**Your objective**
Filter the records below down to lines containing "Busiro".

▶

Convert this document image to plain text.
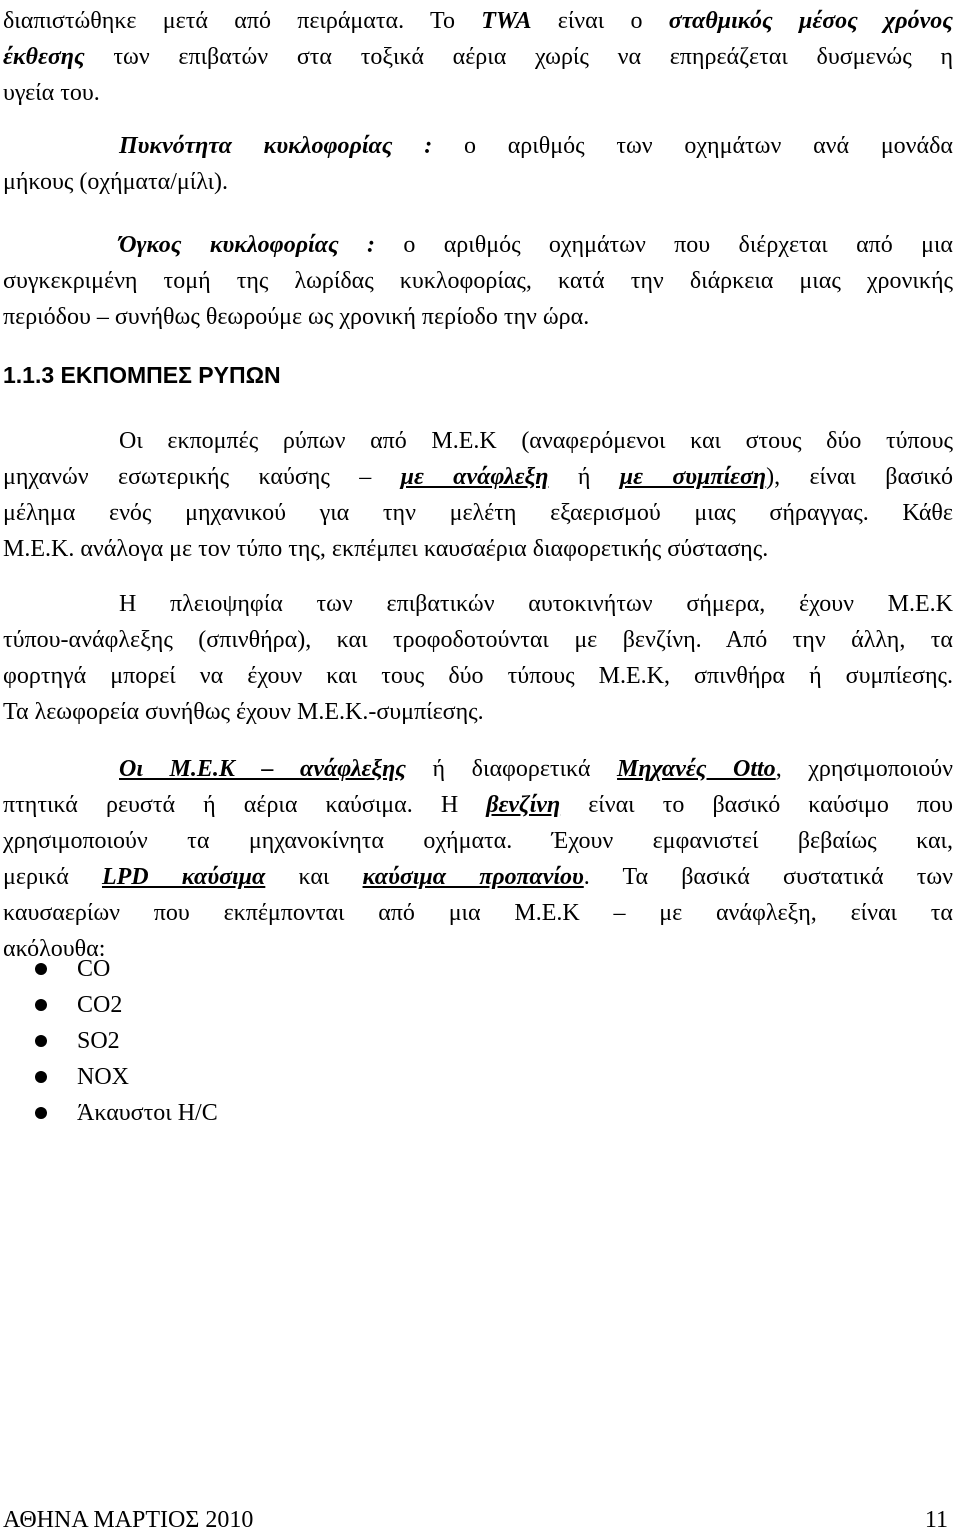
διαπιστώθηκε μετά από πειράματα. Το TWA είναι ο σταθμικός μέσος χρόνος
έκθεσης των επιβατών στα τοξικά αέρια χωρίς να επηρεάζεται δυσμενώς η
υγεία του.
Πυκνότητα κυκλοφορίας : ο αριθμός των οχημάτων ανά μονάδα
μήκους (οχήματα/μίλι).
Όγκος κυκλοφορίας : ο αριθμός οχημάτων που διέρχεται από μια
συγκεκριμένη τομή της λωρίδας κυκλοφορίας, κατά την διάρκεια μιας χρονικής
περιόδου – συνήθως θεωρούμε ως χρονική περίοδο την ώρα.
1.1.3 ΕΚΠΟΜΠΕΣ ΡΥΠΩΝ
Οι εκπομπές ρύπων από Μ.Ε.Κ (αναφερόμενοι και στους δύο τύπους
μηχανών εσωτερικής καύσης – με ανάφλεξη ή με συμπίεση), είναι βασικό
μέλημα ενός μηχανικού για την μελέτη εξαερισμού μιας σήραγγας. Κάθε
Μ.Ε.Κ. ανάλογα με τον τύπο της, εκπέμπει καυσαέρια διαφορετικής σύστασης.
Η πλειοψηφία των επιβατικών αυτοκινήτων σήμερα, έχουν Μ.Ε.Κ
τύπου-ανάφλεξης (σπινθήρα), και τροφοδοτούνται με βενζίνη. Από την άλλη, τα
φορτηγά μπορεί να έχουν και τους δύο τύπους Μ.Ε.Κ, σπινθήρα ή συμπίεσης.
Τα λεωφορεία συνήθως έχουν Μ.Ε.Κ.-συμπίεσης.
Οι Μ.Ε.Κ – ανάφλεξης ή διαφορετικά Μηχανές Otto, χρησιμοποιούν
πτητικά ρευστά ή αέρια καύσιμα. Η βενζίνη είναι το βασικό καύσιμο που
χρησιμοποιούν τα μηχανοκίνητα οχήματα. Έχουν εμφανιστεί βεβαίως και,
μερικά LPD καύσιμα και καύσιμα προπανίου. Τα βασικά συστατικά των
καυσαερίων που εκπέμπονται από μια Μ.Ε.Κ – με ανάφλεξη, είναι τα
ακόλουθα:
CO
CO2
SO2
NOX
Άκαυστοι H/C
ΑΘΗΝΑ ΜΑΡΤΙΟΣ 2010	11
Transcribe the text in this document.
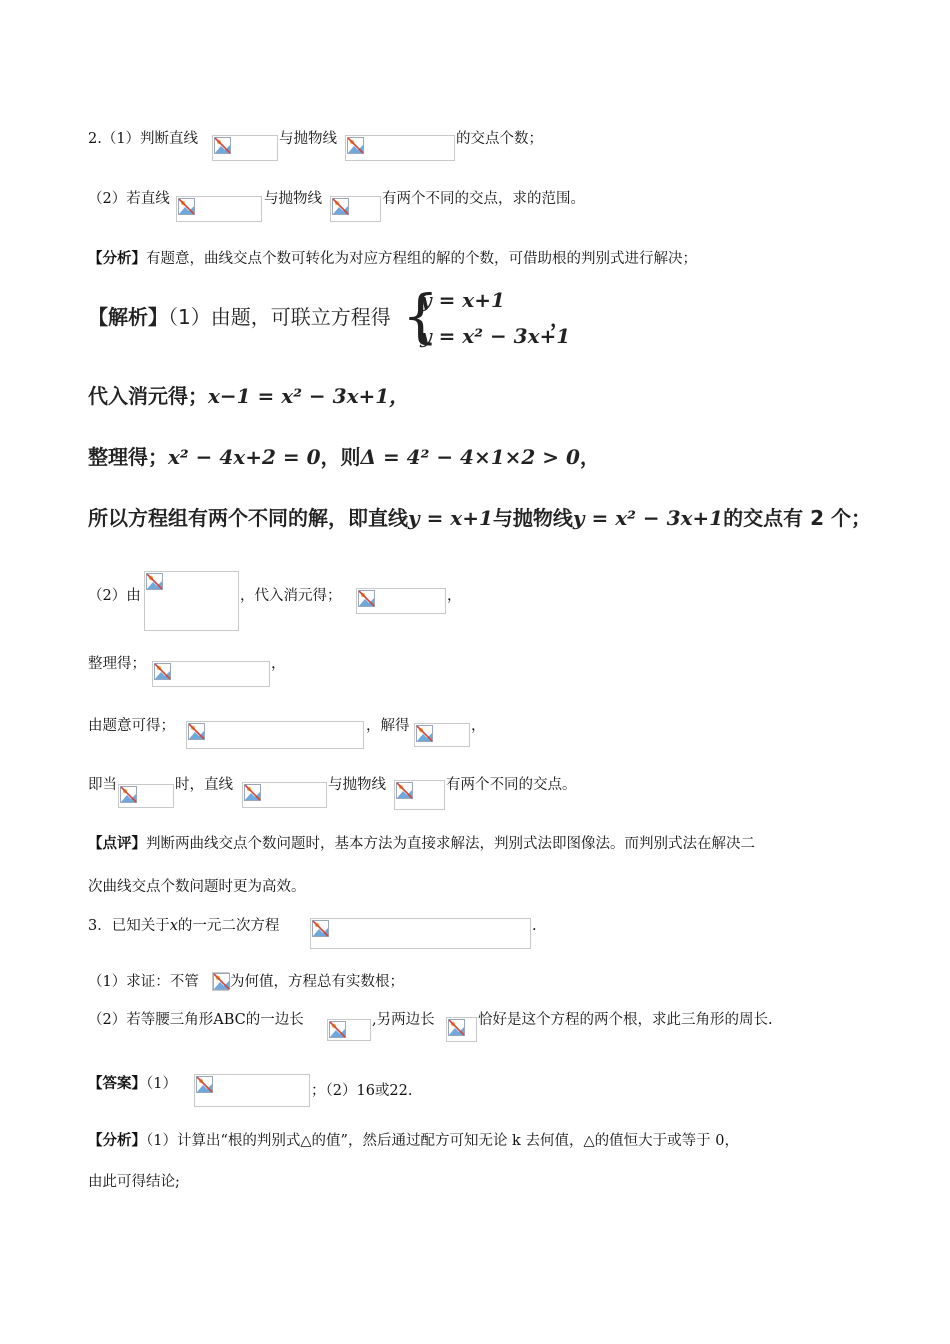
2.（1）判断直线	与抛物线	的交点个数；
（2）若直线	与抛物线	有两个不同的交点，求的范围。
【分析】有题意，曲线交点个数可转化为对应方程组的解的个数，可借助根的判别式进行解决；
【解析】（1）由题，可联立方程得 {
y = x+1
y = x² − 3x+1
，
代入消元得；x−1 = x² − 3x+1，
整理得；x² − 4x+2 = 0，则Δ = 4² − 4×1×2 > 0，
所以方程组有两个不同的解，即直线y = x+1与抛物线y = x² − 3x+1的交点有 2 个；
（2）由	，代入消元得；	，
整理得；	，
由题意可得；	，解得	，
即当	时，直线	与抛物线	有两个不同的交点。
【点评】判断两曲线交点个数问题时，基本方法为直接求解法，判别式法即图像法。而判别式法在解决二
次曲线交点个数问题时更为高效。
3．已知关于x的一元二次方程	.
（1）求证：不管 为何值，方程总有实数根；
（2）若等腰三角形ABC的一边长	,另两边长	恰好是这个方程的两个根，求此三角形的周长.
【答案】（1）	；（2）16或22.
【分析】（1）计算出“根的判别式△的值”，然后通过配方可知无论 k 去何值，△的值恒大于或等于 0，
由此可得结论;
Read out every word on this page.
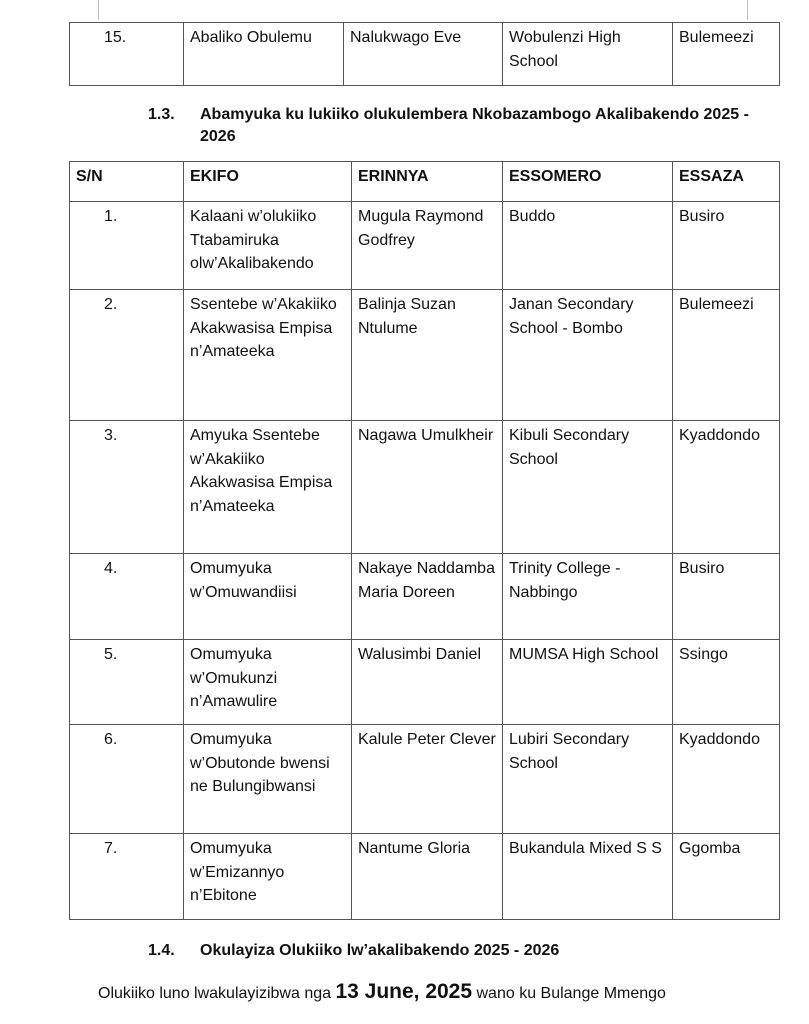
15.	Abaliko Obulemu	Nalukwago Eve	Wobulenzi High School	Bulemeezi
1.3. Abamyuka ku lukiiko olukulembera Nkobazambogo Akalibakendo 2025 - 2026
S/N	EKIFO	ERINNYA	ESSOMERO	ESSAZA
1.	Kalaani w’olukiiko Ttabamiruka olw’Akalibakendo	Mugula Raymond Godfrey	Buddo	Busiro
2.	Ssentebe w’Akakiiko Akakwasisa Empisa n’Amateeka	Balinja Suzan Ntulume	Janan Secondary School - Bombo	Bulemeezi
3.	Amyuka Ssentebe w’Akakiiko Akakwasisa Empisa n’Amateeka	Nagawa Umulkheir	Kibuli Secondary School	Kyaddondo
4.	Omumyuka w’Omuwandiisi	Nakaye Naddamba Maria Doreen	Trinity College - Nabbingo	Busiro
5.	Omumyuka w’Omukunzi n’Amawulire	Walusimbi Daniel	MUMSA High School	Ssingo
6.	Omumyuka w’Obutonde bwensi ne Bulungibwansi	Kalule Peter Clever	Lubiri Secondary School	Kyaddondo
7.	Omumyuka w’Emizannyo n’Ebitone	Nantume Gloria	Bukandula Mixed S S	Ggomba
1.4. Okulayiza Olukiiko lw’akalibakendo 2025 - 2026
Olukiiko luno lwakulayizibwa nga 13 June, 2025 wano ku Bulange Mmengo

◀

**Reply**
1.	Kalaani w’olukiiko Ttabamiruka olw’Akalibakendo	Mugula Raymond Godfrey	Buddo	Busiro
4.	Omumyuka w’Omuwandiisi	Nakaye Naddamba Maria Doreen	Trinity College - Nabbingo	Busiro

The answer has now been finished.